▼▼▼

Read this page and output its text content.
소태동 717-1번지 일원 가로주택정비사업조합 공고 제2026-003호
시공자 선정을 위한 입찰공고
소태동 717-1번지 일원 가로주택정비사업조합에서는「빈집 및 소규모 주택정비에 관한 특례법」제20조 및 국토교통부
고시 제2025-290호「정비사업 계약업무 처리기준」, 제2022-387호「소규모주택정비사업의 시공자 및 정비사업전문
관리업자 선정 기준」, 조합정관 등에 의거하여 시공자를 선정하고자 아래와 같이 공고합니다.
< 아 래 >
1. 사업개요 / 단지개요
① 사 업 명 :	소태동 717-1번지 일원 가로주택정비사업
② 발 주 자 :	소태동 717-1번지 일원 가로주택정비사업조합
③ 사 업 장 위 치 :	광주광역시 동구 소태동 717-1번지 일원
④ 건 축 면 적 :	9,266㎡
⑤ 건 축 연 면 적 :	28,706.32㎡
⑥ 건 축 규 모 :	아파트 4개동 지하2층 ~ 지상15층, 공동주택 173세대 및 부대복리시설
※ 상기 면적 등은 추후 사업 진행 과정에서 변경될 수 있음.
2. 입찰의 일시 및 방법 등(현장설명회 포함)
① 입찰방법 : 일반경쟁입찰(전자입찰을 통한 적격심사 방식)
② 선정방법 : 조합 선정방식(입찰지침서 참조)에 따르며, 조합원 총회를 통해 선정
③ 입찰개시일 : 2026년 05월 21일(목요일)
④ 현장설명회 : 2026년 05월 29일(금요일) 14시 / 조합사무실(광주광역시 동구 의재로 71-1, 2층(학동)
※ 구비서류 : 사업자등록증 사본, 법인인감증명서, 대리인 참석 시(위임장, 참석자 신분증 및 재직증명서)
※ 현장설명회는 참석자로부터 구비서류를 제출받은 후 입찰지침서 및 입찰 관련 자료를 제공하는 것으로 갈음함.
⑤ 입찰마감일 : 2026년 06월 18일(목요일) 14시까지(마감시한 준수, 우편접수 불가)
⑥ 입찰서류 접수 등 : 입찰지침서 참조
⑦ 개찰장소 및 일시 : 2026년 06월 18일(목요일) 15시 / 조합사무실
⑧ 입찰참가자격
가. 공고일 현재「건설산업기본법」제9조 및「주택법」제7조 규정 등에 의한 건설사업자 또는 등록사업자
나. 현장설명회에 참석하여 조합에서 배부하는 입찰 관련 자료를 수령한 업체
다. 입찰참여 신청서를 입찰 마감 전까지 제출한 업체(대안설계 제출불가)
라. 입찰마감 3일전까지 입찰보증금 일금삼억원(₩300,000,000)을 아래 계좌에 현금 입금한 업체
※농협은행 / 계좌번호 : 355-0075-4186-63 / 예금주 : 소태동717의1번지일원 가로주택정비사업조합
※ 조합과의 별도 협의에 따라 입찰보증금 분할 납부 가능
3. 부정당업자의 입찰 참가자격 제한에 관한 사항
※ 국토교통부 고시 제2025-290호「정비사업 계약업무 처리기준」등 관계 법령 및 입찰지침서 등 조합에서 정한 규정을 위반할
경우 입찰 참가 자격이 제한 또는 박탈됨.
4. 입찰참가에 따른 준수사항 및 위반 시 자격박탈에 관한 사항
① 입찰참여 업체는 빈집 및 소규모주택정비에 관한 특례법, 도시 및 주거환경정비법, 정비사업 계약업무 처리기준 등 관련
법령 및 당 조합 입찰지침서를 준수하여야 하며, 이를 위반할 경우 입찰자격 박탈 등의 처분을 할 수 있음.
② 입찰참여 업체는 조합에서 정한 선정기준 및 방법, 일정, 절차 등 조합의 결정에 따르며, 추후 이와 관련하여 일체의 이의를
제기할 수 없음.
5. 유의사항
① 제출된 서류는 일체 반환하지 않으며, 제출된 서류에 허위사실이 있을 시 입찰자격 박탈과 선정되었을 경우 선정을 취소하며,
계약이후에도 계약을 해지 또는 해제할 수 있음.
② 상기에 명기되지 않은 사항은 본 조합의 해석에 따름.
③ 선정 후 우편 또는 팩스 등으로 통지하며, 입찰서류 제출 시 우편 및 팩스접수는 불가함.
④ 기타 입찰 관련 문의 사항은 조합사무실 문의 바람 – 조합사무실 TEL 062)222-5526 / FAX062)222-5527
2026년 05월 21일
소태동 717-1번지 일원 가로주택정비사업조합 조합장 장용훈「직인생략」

▲▲▲

● **Stated task**
In the lines above, locate the string "국토교통부". Copy every line where it occurs.

● **Result of the exercise**
소태동 717-1번지 일원 가로주택정비사업조합에서는「빈집 및 소규모 주택정비에 관한 특례법」제20조 및 국토교통부
※ 국토교통부 고시 제2025-290호「정비사업 계약업무 처리기준」등 관계 법령 및 입찰지침서 등 조합에서 정한 규정을 위반할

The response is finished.